## start
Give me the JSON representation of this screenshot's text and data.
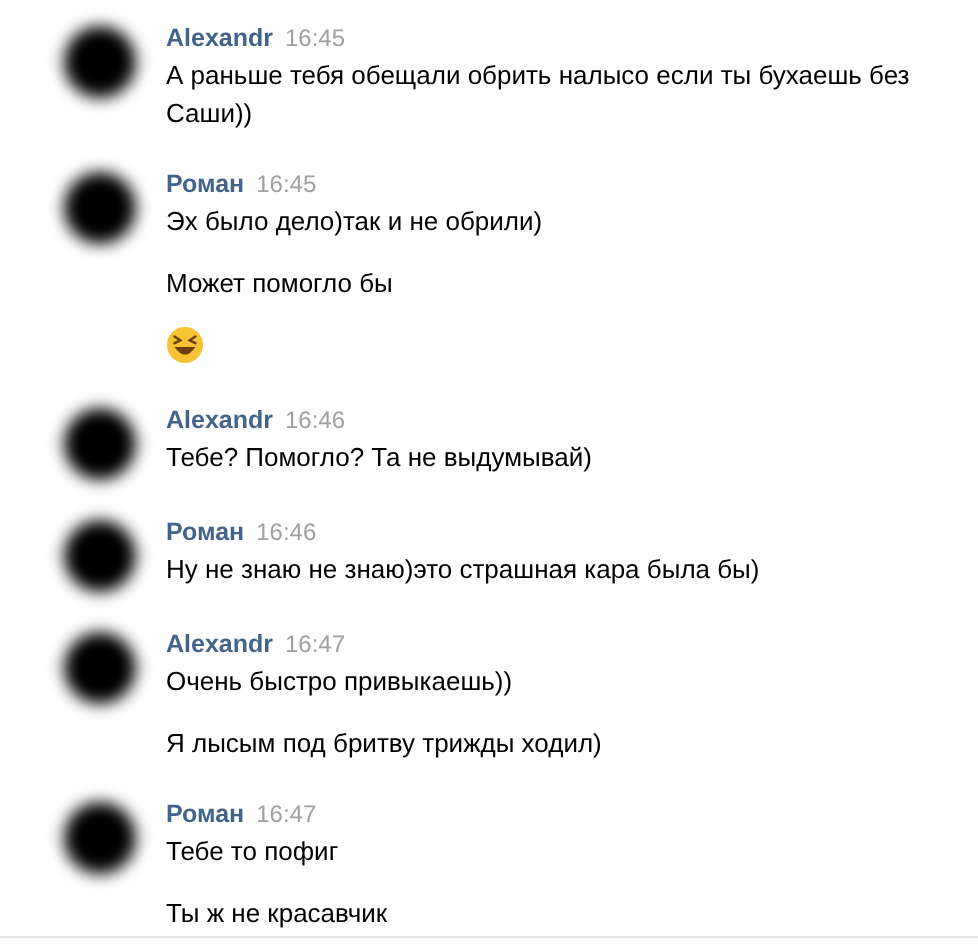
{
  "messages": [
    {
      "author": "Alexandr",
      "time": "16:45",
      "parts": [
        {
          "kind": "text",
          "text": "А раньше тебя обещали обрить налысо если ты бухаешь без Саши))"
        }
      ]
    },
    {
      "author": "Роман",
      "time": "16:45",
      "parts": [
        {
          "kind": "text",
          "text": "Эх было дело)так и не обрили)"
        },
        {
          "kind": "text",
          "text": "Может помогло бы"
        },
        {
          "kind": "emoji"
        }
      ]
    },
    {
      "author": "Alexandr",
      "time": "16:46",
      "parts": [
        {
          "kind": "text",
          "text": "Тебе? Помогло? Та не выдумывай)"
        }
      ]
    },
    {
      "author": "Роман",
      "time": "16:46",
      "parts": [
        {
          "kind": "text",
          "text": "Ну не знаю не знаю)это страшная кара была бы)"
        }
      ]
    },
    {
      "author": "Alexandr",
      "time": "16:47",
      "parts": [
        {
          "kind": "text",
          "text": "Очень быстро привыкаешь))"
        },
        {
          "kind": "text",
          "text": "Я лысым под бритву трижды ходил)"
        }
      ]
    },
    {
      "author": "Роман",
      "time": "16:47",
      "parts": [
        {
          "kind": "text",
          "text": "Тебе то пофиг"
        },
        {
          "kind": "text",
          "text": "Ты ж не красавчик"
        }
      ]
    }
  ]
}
## end
**TASK TO COMPLETE**
The records above need to be given again exactly. Omit the pictures.

**THE COMPLETED TASK**
Give me the JSON representation of this screenshot's text and data.
{
  "messages": [
    {
      "author": "Alexandr",
      "time": "16:45",
      "parts": [
        {
          "kind": "text",
          "text": "А раньше тебя обещали обрить налысо если ты бухаешь без Саши))"
        }
      ]
    },
    {
      "author": "Роман",
      "time": "16:45",
      "parts": [
        {
          "kind": "text",
          "text": "Эх было дело)так и не обрили)"
        },
        {
          "kind": "text",
          "text": "Может помогло бы"
        },
        {
          "kind": "emoji"
        }
      ]
    },
    {
      "author": "Alexandr",
      "time": "16:46",
      "parts": [
        {
          "kind": "text",
          "text": "Тебе? Помогло? Та не выдумывай)"
        }
      ]
    },
    {
      "author": "Роман",
      "time": "16:46",
      "parts": [
        {
          "kind": "text",
          "text": "Ну не знаю не знаю)это страшная кара была бы)"
        }
      ]
    },
    {
      "author": "Alexandr",
      "time": "16:47",
      "parts": [
        {
          "kind": "text",
          "text": "Очень быстро привыкаешь))"
        },
        {
          "kind": "text",
          "text": "Я лысым под бритву трижды ходил)"
        }
      ]
    },
    {
      "author": "Роман",
      "time": "16:47",
      "parts": [
        {
          "kind": "text",
          "text": "Тебе то пофиг"
        },
        {
          "kind": "text",
          "text": "Ты ж не красавчик"
        }
      ]
    }
  ]
}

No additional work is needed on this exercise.